> **Data for this exercise**
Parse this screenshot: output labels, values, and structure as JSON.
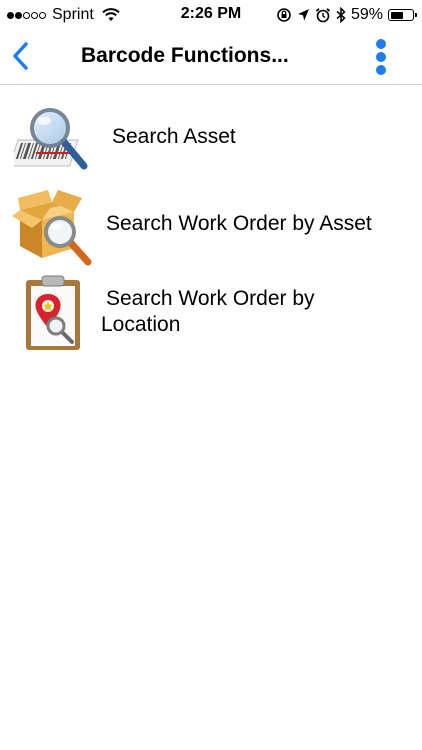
{
  "status_bar": {
    "carrier": "Sprint",
    "time": "2:26 PM",
    "battery_percent": "59%",
    "battery_level": 0.59,
    "signal_bars_filled": 2,
    "signal_bars_total": 5
  },
  "nav": {
    "title": "Barcode Functions...",
    "back_icon": "chevron-left-icon",
    "more_icon": "vertical-ellipsis-icon",
    "accent_color": "#1a7ef2"
  },
  "menu": {
    "items": [
      {
        "label": "Search Asset",
        "icon": "barcode-search-icon"
      },
      {
        "label": "Search Work Order by Asset",
        "icon": "box-search-icon"
      },
      {
        "label_line1": "Search Work Order by",
        "label_line2": "Location",
        "icon": "clipboard-location-icon"
      }
    ]
  }
}
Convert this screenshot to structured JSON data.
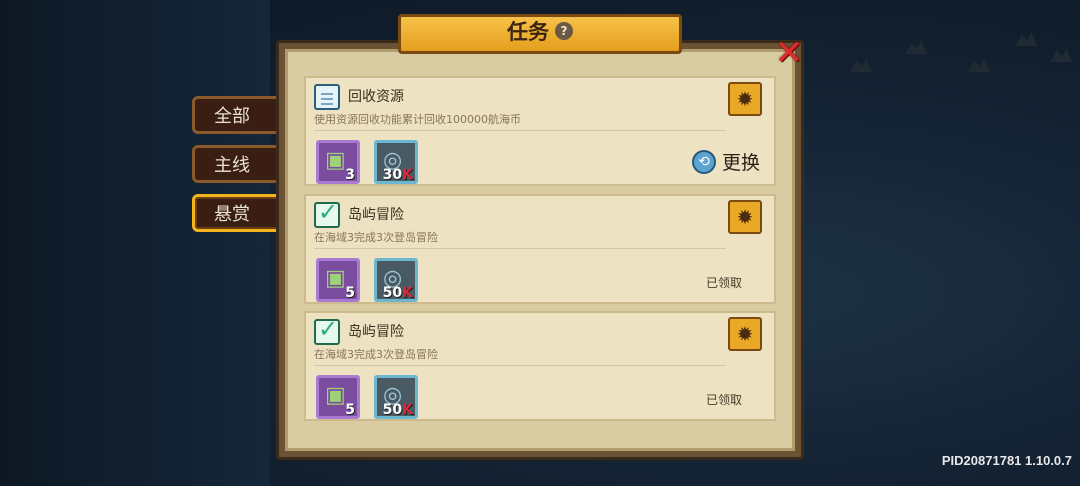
{
  "header": {
    "title": "任务",
    "help_icon": "question-icon"
  },
  "tabs": [
    {
      "label": "全部",
      "active": false
    },
    {
      "label": "主线",
      "active": false
    },
    {
      "label": "悬赏",
      "active": true
    }
  ],
  "quests": [
    {
      "icon": "document-icon",
      "title": "回收资源",
      "desc": "使用资源回收功能累计回收100000航海币",
      "rewards": [
        {
          "icon": "tank-icon",
          "count": "3",
          "suffix": ""
        },
        {
          "icon": "coin-icon",
          "count": "30",
          "suffix": "K"
        }
      ],
      "action": "更换",
      "status": ""
    },
    {
      "icon": "check-icon",
      "title": "岛屿冒险",
      "desc": "在海域3完成3次登岛冒险",
      "rewards": [
        {
          "icon": "tank-icon",
          "count": "5",
          "suffix": ""
        },
        {
          "icon": "coin-icon",
          "count": "50",
          "suffix": "K"
        }
      ],
      "action": "",
      "status": "已领取"
    },
    {
      "icon": "check-icon",
      "title": "岛屿冒险",
      "desc": "在海域3完成3次登岛冒险",
      "rewards": [
        {
          "icon": "tank-icon",
          "count": "5",
          "suffix": ""
        },
        {
          "icon": "coin-icon",
          "count": "50",
          "suffix": "K"
        }
      ],
      "action": "",
      "status": "已领取"
    }
  ],
  "footer": {
    "pid": "PID20871781 1.10.0.7"
  },
  "colors": {
    "accent": "#f2b31c",
    "panel": "#d9cba2",
    "close": "#e22a2a",
    "k_suffix": "#d8283a"
  }
}
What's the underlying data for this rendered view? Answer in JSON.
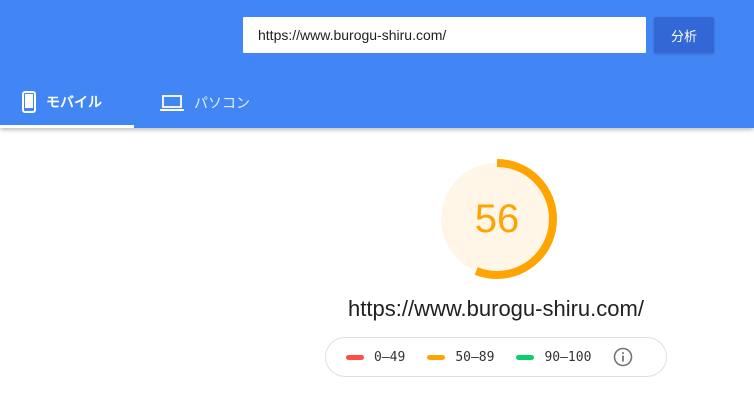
{
  "header": {
    "url_value": "https://www.burogu-shiru.com/",
    "analyze_label": "分析",
    "colors": {
      "header_bg": "#4285f4",
      "button_bg": "#3367d6"
    }
  },
  "tabs": [
    {
      "label": "モバイル",
      "icon": "smartphone-icon",
      "active": true
    },
    {
      "label": "パソコン",
      "icon": "laptop-icon",
      "active": false
    }
  ],
  "report": {
    "score": "56",
    "score_fraction": 0.56,
    "score_color": "#ffa400",
    "url": "https://www.burogu-shiru.com/"
  },
  "legend": [
    {
      "range": "0–49",
      "color": "#ff4e42"
    },
    {
      "range": "50–89",
      "color": "#ffa400"
    },
    {
      "range": "90–100",
      "color": "#0cce6b"
    }
  ],
  "info_icon": "info-icon"
}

> **Written request**
Using the records above, output their complete text exactly, minus any images.

> **Written response**
Parse this screenshot: output labels, values, and structure as JSON.
{
  "status_bar": {
    "carrier": "Sprint",
    "time": "2:26 PM",
    "battery_percent": "59%",
    "battery_level": 0.59,
    "signal_bars_filled": 2,
    "signal_bars_total": 5
  },
  "nav": {
    "title": "Barcode Functions...",
    "back_icon": "chevron-left-icon",
    "more_icon": "vertical-ellipsis-icon",
    "accent_color": "#1a7ef2"
  },
  "menu": {
    "items": [
      {
        "label": "Search Asset",
        "icon": "barcode-search-icon"
      },
      {
        "label": "Search Work Order by Asset",
        "icon": "box-search-icon"
      },
      {
        "label_line1": "Search Work Order by",
        "label_line2": "Location",
        "icon": "clipboard-location-icon"
      }
    ]
  }
}
Convert this screenshot to structured JSON data.
{
  "header": {
    "title": "任务",
    "help_icon": "question-icon"
  },
  "tabs": [
    {
      "label": "全部",
      "active": false
    },
    {
      "label": "主线",
      "active": false
    },
    {
      "label": "悬赏",
      "active": true
    }
  ],
  "quests": [
    {
      "icon": "document-icon",
      "title": "回收资源",
      "desc": "使用资源回收功能累计回收100000航海币",
      "rewards": [
        {
          "icon": "tank-icon",
          "count": "3",
          "suffix": ""
        },
        {
          "icon": "coin-icon",
          "count": "30",
          "suffix": "K"
        }
      ],
      "action": "更换",
      "status": ""
    },
    {
      "icon": "check-icon",
      "title": "岛屿冒险",
      "desc": "在海域3完成3次登岛冒险",
      "rewards": [
        {
          "icon": "tank-icon",
          "count": "5",
          "suffix": ""
        },
        {
          "icon": "coin-icon",
          "count": "50",
          "suffix": "K"
        }
      ],
      "action": "",
      "status": "已领取"
    },
    {
      "icon": "check-icon",
      "title": "岛屿冒险",
      "desc": "在海域3完成3次登岛冒险",
      "rewards": [
        {
          "icon": "tank-icon",
          "count": "5",
          "suffix": ""
        },
        {
          "icon": "coin-icon",
          "count": "50",
          "suffix": "K"
        }
      ],
      "action": "",
      "status": "已领取"
    }
  ],
  "footer": {
    "pid": "PID20871781 1.10.0.7"
  },
  "colors": {
    "accent": "#f2b31c",
    "panel": "#d9cba2",
    "close": "#e22a2a",
    "k_suffix": "#d8283a"
  }
}
What's the underlying data for this rendered view? Answer in JSON.
{
  "header": {
    "url_value": "https://www.burogu-shiru.com/",
    "analyze_label": "分析",
    "colors": {
      "header_bg": "#4285f4",
      "button_bg": "#3367d6"
    }
  },
  "tabs": [
    {
      "label": "モバイル",
      "icon": "smartphone-icon",
      "active": true
    },
    {
      "label": "パソコン",
      "icon": "laptop-icon",
      "active": false
    }
  ],
  "report": {
    "score": "56",
    "score_fraction": 0.56,
    "score_color": "#ffa400",
    "url": "https://www.burogu-shiru.com/"
  },
  "legend": [
    {
      "range": "0–49",
      "color": "#ff4e42"
    },
    {
      "range": "50–89",
      "color": "#ffa400"
    },
    {
      "range": "90–100",
      "color": "#0cce6b"
    }
  ],
  "info_icon": "info-icon"
}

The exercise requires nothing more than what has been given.